→ **What to work on**
Arrange the records from the line with "What elements are" to the line with "colorbar-swatch — [365, 747, 385, 769]" as a Markdown table with columns n and Line, numbering each row and leaving out blank lines.

** BEGIN Data for processing **

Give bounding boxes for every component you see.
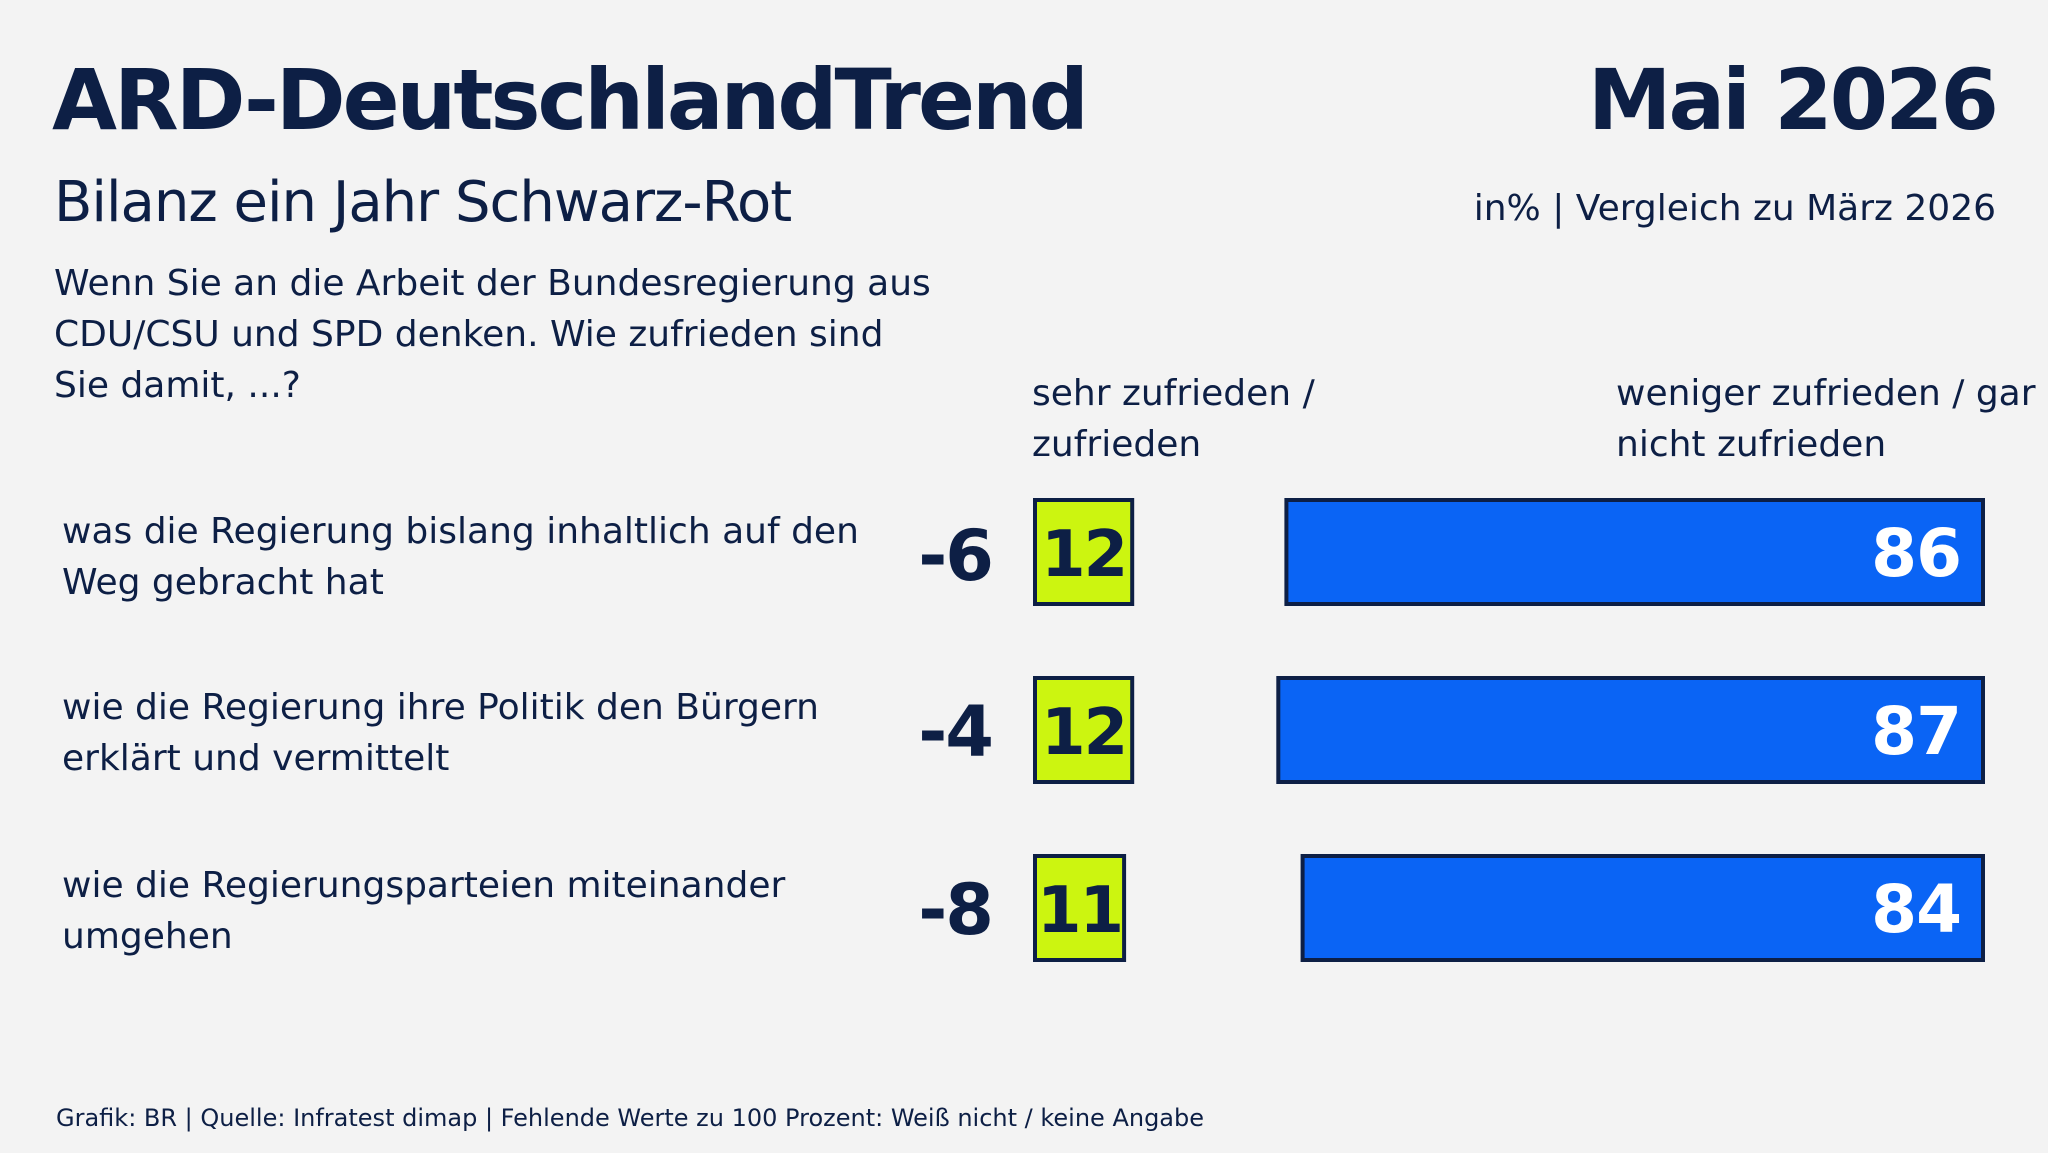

** END Data for processing **
** BEGIN Data for processing **

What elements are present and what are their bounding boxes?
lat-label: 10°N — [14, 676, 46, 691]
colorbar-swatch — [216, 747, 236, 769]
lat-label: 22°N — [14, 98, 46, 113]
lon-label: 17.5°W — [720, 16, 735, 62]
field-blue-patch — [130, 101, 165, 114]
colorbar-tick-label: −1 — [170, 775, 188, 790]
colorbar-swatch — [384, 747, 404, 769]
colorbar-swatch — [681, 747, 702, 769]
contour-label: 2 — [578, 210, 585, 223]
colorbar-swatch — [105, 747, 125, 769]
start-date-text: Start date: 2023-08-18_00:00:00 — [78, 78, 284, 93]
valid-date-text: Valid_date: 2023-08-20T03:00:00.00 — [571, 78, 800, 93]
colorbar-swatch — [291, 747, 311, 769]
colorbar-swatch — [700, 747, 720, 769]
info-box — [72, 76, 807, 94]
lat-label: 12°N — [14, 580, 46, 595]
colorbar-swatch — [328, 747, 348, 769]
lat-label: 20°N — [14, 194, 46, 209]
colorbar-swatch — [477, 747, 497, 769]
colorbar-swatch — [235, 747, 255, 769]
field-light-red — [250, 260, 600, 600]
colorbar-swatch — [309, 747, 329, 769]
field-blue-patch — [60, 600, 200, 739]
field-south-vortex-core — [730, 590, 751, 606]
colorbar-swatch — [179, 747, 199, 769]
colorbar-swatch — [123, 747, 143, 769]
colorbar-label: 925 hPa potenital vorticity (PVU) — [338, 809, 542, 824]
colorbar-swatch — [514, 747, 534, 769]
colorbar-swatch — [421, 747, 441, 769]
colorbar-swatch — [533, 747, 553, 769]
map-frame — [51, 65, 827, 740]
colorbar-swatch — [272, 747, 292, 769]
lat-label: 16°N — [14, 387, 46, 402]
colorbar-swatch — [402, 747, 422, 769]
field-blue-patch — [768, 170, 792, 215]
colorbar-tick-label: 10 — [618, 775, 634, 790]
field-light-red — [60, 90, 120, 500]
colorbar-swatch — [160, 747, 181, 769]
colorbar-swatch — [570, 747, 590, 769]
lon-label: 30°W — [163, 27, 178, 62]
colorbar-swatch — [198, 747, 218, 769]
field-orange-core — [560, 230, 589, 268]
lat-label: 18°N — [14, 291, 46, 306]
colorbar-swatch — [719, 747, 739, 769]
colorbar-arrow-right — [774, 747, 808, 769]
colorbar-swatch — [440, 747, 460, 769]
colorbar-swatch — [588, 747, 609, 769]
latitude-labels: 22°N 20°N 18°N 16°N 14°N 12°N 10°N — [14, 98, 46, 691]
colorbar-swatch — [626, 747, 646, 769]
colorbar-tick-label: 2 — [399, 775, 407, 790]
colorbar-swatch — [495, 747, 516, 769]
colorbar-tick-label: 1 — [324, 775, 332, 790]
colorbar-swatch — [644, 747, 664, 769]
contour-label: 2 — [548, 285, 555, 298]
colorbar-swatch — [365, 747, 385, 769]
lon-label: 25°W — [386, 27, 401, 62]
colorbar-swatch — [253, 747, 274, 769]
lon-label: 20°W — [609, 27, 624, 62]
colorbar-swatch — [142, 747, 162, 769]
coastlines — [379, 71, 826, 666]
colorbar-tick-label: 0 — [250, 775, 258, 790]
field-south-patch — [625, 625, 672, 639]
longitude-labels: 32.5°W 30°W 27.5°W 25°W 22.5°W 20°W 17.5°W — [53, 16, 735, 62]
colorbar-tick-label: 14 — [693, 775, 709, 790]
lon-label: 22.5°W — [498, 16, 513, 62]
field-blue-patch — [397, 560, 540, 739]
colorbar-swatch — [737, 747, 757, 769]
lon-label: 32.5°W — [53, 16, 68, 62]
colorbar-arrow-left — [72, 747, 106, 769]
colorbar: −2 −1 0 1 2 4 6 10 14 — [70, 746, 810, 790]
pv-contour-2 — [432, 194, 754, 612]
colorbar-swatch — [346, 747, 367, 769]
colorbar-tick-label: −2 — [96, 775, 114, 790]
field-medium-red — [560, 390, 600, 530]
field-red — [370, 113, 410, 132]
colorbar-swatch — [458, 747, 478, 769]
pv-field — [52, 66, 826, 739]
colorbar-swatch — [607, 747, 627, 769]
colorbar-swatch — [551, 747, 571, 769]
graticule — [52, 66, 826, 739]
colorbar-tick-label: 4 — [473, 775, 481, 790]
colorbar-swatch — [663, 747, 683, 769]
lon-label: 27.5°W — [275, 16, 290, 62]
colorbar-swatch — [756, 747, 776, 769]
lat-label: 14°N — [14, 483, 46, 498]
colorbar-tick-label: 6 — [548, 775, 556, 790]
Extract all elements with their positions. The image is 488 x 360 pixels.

** END Data for processing **

→ **Full output**
| n | Line |
|---|---|
| 1 | What elements are present and what are their bounding boxes? |
| 2 | lat-label: 10°N — [14, 676, 46, 691] |
| 3 | colorbar-swatch — [216, 747, 236, 769] |
| 4 | lat-label: 22°N — [14, 98, 46, 113] |
| 5 | lon-label: 17.5°W — [720, 16, 735, 62] |
| 6 | field-blue-patch — [130, 101, 165, 114] |
| 7 | colorbar-tick-label: −1 — [170, 775, 188, 790] |
| 8 | colorbar-swatch — [384, 747, 404, 769] |
| 9 | colorbar-swatch — [681, 747, 702, 769] |
| 10 | contour-label: 2 — [578, 210, 585, 223] |
| 11 | colorbar-swatch — [105, 747, 125, 769] |
| 12 | start-date-text: Start date: 2023-08-18_00:00:00 — [78, 78, 284, 93] |
| 13 | valid-date-text: Valid_date: 2023-08-20T03:00:00.00 — [571, 78, 800, 93] |
| 14 | colorbar-swatch — [291, 747, 311, 769] |
| 15 | colorbar-swatch — [700, 747, 720, 769] |
| 16 | info-box — [72, 76, 807, 94] |
| 17 | lat-label: 12°N — [14, 580, 46, 595] |
| 18 | colorbar-swatch — [328, 747, 348, 769] |
| 19 | lat-label: 20°N — [14, 194, 46, 209] |
| 20 | colorbar-swatch — [477, 747, 497, 769] |
| 21 | colorbar-swatch — [235, 747, 255, 769] |
| 22 | field-light-red — [250, 260, 600, 600] |
| 23 | colorbar-swatch — [309, 747, 329, 769] |
| 24 | field-blue-patch — [60, 600, 200, 739] |
| 25 | field-south-vortex-core — [730, 590, 751, 606] |
| 26 | colorbar-swatch — [179, 747, 199, 769] |
| 27 | colorbar-swatch — [123, 747, 143, 769] |
| 28 | colorbar-label: 925 hPa potenital vorticity (PVU) — [338, 809, 542, 824] |
| 29 | colorbar-swatch — [514, 747, 534, 769] |
| 30 | colorbar-swatch — [421, 747, 441, 769] |
| 31 | colorbar-swatch — [533, 747, 553, 769] |
| 32 | map-frame — [51, 65, 827, 740] |
| 33 | colorbar-swatch — [272, 747, 292, 769] |
| 34 | lat-label: 16°N — [14, 387, 46, 402] |
| 35 | colorbar-swatch — [402, 747, 422, 769] |
| 36 | field-blue-patch — [768, 170, 792, 215] |
| 37 | colorbar-tick-label: 10 — [618, 775, 634, 790] |
| 38 | field-light-red — [60, 90, 120, 500] |
| 39 | colorbar-swatch — [160, 747, 181, 769] |
| 40 | colorbar-swatch — [570, 747, 590, 769] |
| 41 | lon-label: 30°W — [163, 27, 178, 62] |
| 42 | colorbar-swatch — [198, 747, 218, 769] |
| 43 | field-orange-core — [560, 230, 589, 268] |
| 44 | lat-label: 18°N — [14, 291, 46, 306] |
| 45 | colorbar-swatch — [719, 747, 739, 769] |
| 46 | colorbar-arrow-right — [774, 747, 808, 769] |
| 47 | colorbar-swatch — [440, 747, 460, 769] |
| 48 | colorbar-swatch — [588, 747, 609, 769] |
| 49 | latitude-labels: 22°N 20°N 18°N 16°N 14°N 12°N 10°N — [14, 98, 46, 691] |
| 50 | colorbar-swatch — [626, 747, 646, 769] |
| 51 | colorbar-tick-label: 2 — [399, 775, 407, 790] |
| 52 | colorbar-swatch — [495, 747, 516, 769] |
| 53 | colorbar-tick-label: 1 — [324, 775, 332, 790] |
| 54 | colorbar-swatch — [644, 747, 664, 769] |
| 55 | contour-label: 2 — [548, 285, 555, 298] |
| 56 | colorbar-swatch — [365, 747, 385, 769] |